> **WHAT IS NEEDED**
Copy the data that follows exactly. Include no pictures.

[Start]

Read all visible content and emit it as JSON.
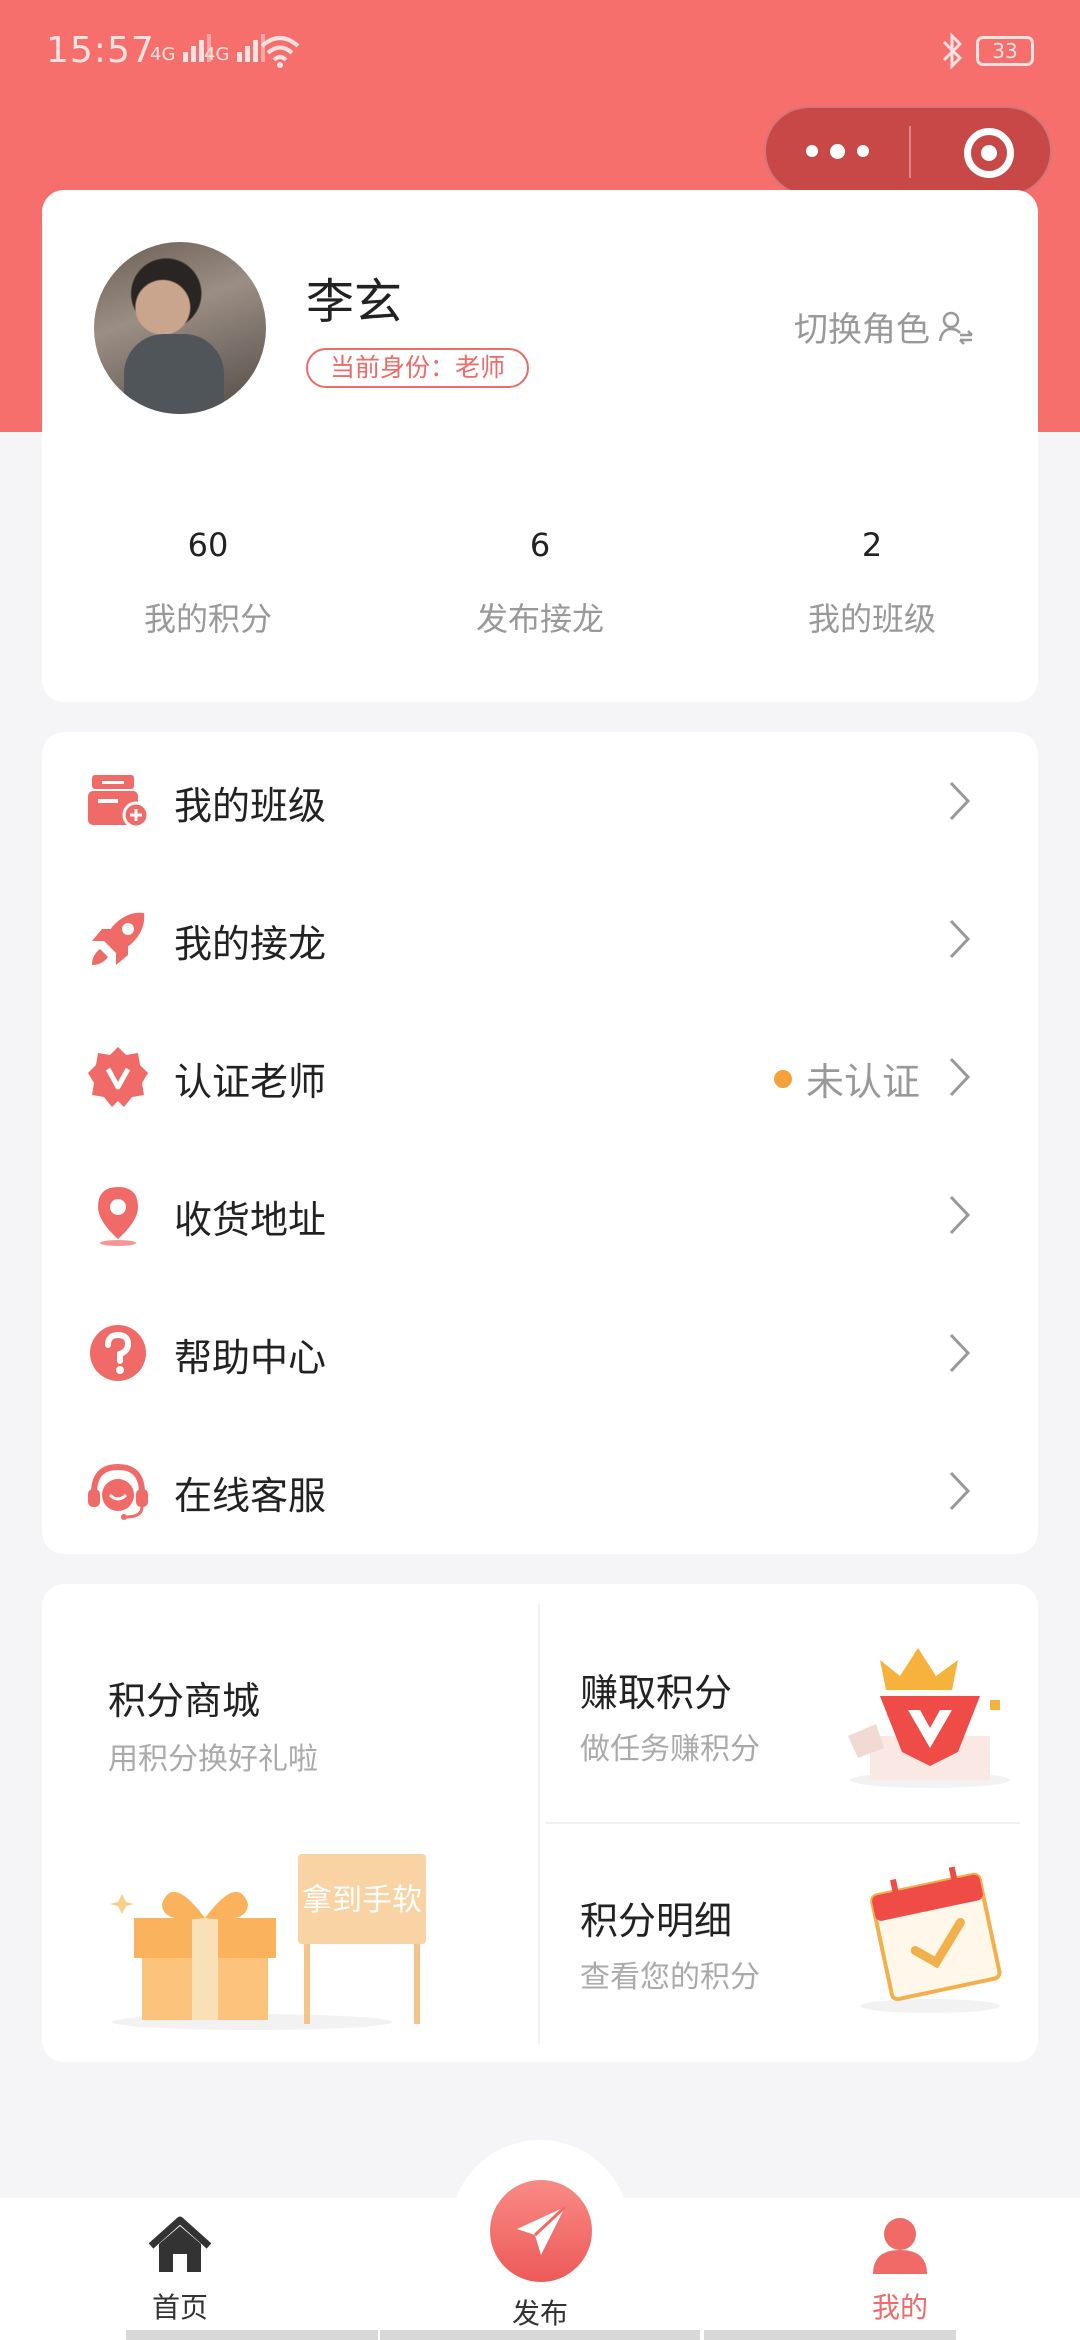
{
  "status_bar": {
    "time": "15:57",
    "signal_1": "4G",
    "signal_2": "4G",
    "battery": "33"
  },
  "profile": {
    "name": "李玄",
    "identity": "当前身份：老师",
    "switch_role": "切换角色"
  },
  "stats": [
    {
      "value": "60",
      "label": "我的积分"
    },
    {
      "value": "6",
      "label": "发布接龙"
    },
    {
      "value": "2",
      "label": "我的班级"
    }
  ],
  "menu": [
    {
      "label": "我的班级",
      "icon": "class-add-icon"
    },
    {
      "label": "我的接龙",
      "icon": "rocket-icon"
    },
    {
      "label": "认证老师",
      "icon": "verified-badge-icon",
      "status": "未认证",
      "status_color": "#f4a23a"
    },
    {
      "label": "收货地址",
      "icon": "location-pin-icon"
    },
    {
      "label": "帮助中心",
      "icon": "help-icon"
    },
    {
      "label": "在线客服",
      "icon": "headset-icon"
    }
  ],
  "points": {
    "mall": {
      "title": "积分商城",
      "subtitle": "用积分换好礼啦",
      "sign": "拿到手软"
    },
    "earn": {
      "title": "赚取积分",
      "subtitle": "做任务赚积分"
    },
    "detail": {
      "title": "积分明细",
      "subtitle": "查看您的积分"
    }
  },
  "tabbar": {
    "home": "首页",
    "publish": "发布",
    "mine": "我的",
    "active": "mine"
  },
  "colors": {
    "brand": "#f66f6d",
    "accent": "#f06a68",
    "status_dot": "#f4a23a"
  }
}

[End]

> **FINAL ANSWER**
Read all visible content and emit it as JSON.
{
  "status_bar": {
    "time": "15:57",
    "signal_1": "4G",
    "signal_2": "4G",
    "battery": "33"
  },
  "profile": {
    "name": "李玄",
    "identity": "当前身份：老师",
    "switch_role": "切换角色"
  },
  "stats": [
    {
      "value": "60",
      "label": "我的积分"
    },
    {
      "value": "6",
      "label": "发布接龙"
    },
    {
      "value": "2",
      "label": "我的班级"
    }
  ],
  "menu": [
    {
      "label": "我的班级",
      "icon": "class-add-icon"
    },
    {
      "label": "我的接龙",
      "icon": "rocket-icon"
    },
    {
      "label": "认证老师",
      "icon": "verified-badge-icon",
      "status": "未认证",
      "status_color": "#f4a23a"
    },
    {
      "label": "收货地址",
      "icon": "location-pin-icon"
    },
    {
      "label": "帮助中心",
      "icon": "help-icon"
    },
    {
      "label": "在线客服",
      "icon": "headset-icon"
    }
  ],
  "points": {
    "mall": {
      "title": "积分商城",
      "subtitle": "用积分换好礼啦",
      "sign": "拿到手软"
    },
    "earn": {
      "title": "赚取积分",
      "subtitle": "做任务赚积分"
    },
    "detail": {
      "title": "积分明细",
      "subtitle": "查看您的积分"
    }
  },
  "tabbar": {
    "home": "首页",
    "publish": "发布",
    "mine": "我的",
    "active": "mine"
  },
  "colors": {
    "brand": "#f66f6d",
    "accent": "#f06a68",
    "status_dot": "#f4a23a"
  }
}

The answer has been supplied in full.